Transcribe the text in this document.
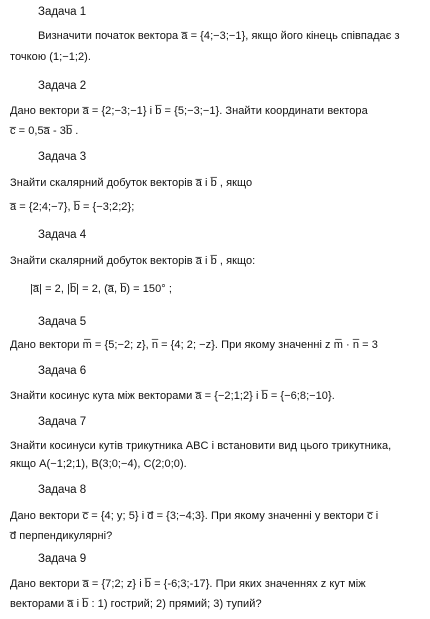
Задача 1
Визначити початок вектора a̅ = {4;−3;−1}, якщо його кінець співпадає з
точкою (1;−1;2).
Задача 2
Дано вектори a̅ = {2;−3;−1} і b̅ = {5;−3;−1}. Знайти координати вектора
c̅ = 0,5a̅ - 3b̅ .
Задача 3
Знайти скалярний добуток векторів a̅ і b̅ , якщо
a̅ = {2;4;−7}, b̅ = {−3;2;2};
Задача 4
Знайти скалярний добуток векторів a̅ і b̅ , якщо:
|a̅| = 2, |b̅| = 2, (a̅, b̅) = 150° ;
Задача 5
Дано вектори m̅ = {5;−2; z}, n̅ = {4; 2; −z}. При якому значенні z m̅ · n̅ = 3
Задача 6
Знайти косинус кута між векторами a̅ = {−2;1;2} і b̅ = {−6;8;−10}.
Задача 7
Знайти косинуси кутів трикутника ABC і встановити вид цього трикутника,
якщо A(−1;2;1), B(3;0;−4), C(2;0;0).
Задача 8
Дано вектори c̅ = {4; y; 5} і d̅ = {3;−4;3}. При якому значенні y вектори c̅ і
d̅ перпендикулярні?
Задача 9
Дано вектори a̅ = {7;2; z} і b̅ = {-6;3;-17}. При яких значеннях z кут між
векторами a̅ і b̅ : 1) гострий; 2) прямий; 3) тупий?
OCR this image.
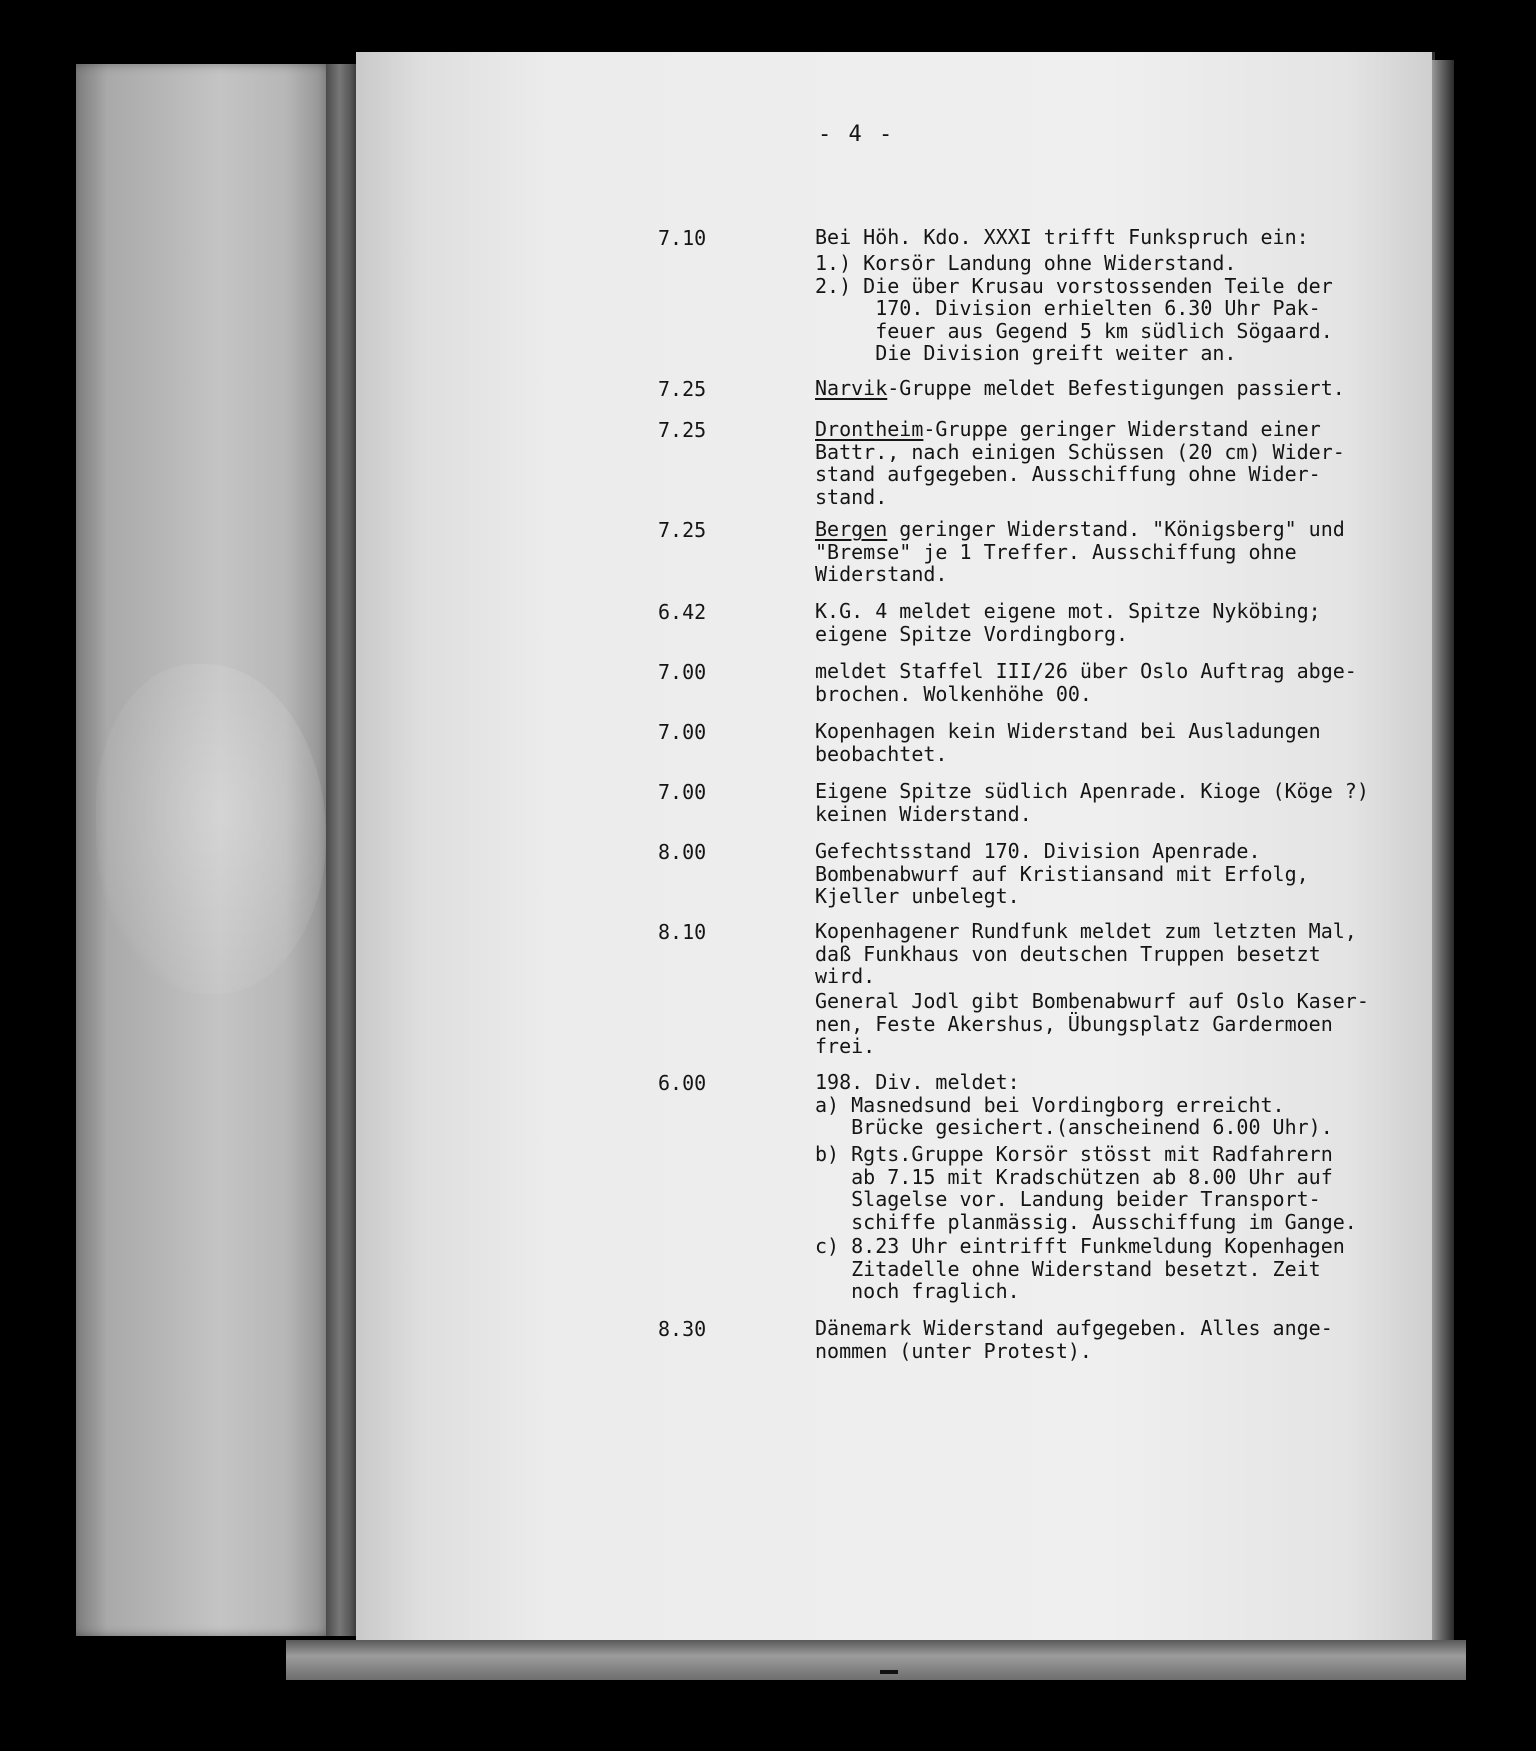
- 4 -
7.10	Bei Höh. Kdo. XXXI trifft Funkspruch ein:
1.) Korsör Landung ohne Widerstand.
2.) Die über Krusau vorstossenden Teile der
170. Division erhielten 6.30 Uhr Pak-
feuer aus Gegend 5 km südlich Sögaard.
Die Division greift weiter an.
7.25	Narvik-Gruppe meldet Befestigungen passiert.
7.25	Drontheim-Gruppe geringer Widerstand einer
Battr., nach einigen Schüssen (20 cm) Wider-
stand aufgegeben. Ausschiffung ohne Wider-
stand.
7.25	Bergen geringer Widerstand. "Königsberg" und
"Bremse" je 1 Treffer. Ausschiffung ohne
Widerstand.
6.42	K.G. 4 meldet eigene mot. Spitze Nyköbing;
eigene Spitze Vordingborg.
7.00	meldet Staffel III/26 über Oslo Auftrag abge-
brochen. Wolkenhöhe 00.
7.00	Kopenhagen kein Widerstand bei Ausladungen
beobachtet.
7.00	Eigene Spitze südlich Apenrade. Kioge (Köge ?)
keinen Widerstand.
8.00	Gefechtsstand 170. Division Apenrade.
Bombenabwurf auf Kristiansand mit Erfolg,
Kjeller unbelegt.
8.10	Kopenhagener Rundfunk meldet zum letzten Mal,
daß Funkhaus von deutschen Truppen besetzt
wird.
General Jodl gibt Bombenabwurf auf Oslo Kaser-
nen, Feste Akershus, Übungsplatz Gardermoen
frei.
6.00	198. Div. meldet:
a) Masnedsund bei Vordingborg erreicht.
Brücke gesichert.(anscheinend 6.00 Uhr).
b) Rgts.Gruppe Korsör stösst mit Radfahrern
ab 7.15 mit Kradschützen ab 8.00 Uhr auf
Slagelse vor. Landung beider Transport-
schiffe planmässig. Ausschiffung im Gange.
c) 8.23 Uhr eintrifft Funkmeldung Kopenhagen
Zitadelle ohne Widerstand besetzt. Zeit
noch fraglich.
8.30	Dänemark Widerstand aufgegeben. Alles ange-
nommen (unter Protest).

_ _ _

:: Given task ::
From the entries above, copy out every line where the string "Apenrade" appears.

:: Task solution ::
7.00	Eigene Spitze südlich Apenrade. Kioge (Köge ?)
8.00	Gefechtsstand 170. Division Apenrade.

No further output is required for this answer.